═════ INFORMATION PROVIDED

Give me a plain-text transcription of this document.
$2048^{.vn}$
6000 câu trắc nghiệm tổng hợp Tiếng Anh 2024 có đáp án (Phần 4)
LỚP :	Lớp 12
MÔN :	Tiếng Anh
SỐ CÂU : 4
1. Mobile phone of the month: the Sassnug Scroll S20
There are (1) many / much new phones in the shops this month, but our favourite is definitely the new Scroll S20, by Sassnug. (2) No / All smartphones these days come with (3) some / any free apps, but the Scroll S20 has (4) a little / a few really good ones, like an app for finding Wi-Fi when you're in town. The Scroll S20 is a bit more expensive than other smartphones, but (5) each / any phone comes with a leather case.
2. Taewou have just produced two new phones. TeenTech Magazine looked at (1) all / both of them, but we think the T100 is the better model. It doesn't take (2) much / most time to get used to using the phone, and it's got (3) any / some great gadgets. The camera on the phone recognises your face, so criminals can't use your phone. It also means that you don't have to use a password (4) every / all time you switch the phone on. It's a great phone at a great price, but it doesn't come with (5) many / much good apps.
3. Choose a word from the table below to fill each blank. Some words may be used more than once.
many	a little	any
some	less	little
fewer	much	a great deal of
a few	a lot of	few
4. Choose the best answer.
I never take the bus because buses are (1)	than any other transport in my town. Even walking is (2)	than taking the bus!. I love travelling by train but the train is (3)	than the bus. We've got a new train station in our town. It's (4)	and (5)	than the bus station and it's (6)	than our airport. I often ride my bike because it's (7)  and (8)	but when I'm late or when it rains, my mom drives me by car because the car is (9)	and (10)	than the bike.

══════════

» BRIEF
Reproduce the material in full, with no word added or dropped.

» ANSWER TO THE PROBLEM
Give me a plain-text transcription of this document.
$2048^{.vn}$
6000 câu trắc nghiệm tổng hợp Tiếng Anh 2024 có đáp án (Phần 4)
LỚP :	Lớp 12
MÔN :	Tiếng Anh
SỐ CÂU : 4
1. Mobile phone of the month: the Sassnug Scroll S20
There are (1) many / much new phones in the shops this month, but our favourite is definitely the new Scroll S20, by Sassnug. (2) No / All smartphones these days come with (3) some / any free apps, but the Scroll S20 has (4) a little / a few really good ones, like an app for finding Wi-Fi when you're in town. The Scroll S20 is a bit more expensive than other smartphones, but (5) each / any phone comes with a leather case.
2. Taewou have just produced two new phones. TeenTech Magazine looked at (1) all / both of them, but we think the T100 is the better model. It doesn't take (2) much / most time to get used to using the phone, and it's got (3) any / some great gadgets. The camera on the phone recognises your face, so criminals can't use your phone. It also means that you don't have to use a password (4) every / all time you switch the phone on. It's a great phone at a great price, but it doesn't come with (5) many / much good apps.
3. Choose a word from the table below to fill each blank. Some words may be used more than once.
many	a little	any
some	less	little
fewer	much	a great deal of
a few	a lot of	few
4. Choose the best answer.
I never take the bus because buses are (1)	than any other transport in my town. Even walking is (2)	than taking the bus!. I love travelling by train but the train is (3)	than the bus. We've got a new train station in our town. It's (4)	and (5)	than the bus station and it's (6)	than our airport. I often ride my bike because it's (7)  and (8)	but when I'm late or when it rains, my mom drives me by car because the car is (9)	and (10)	than the bike.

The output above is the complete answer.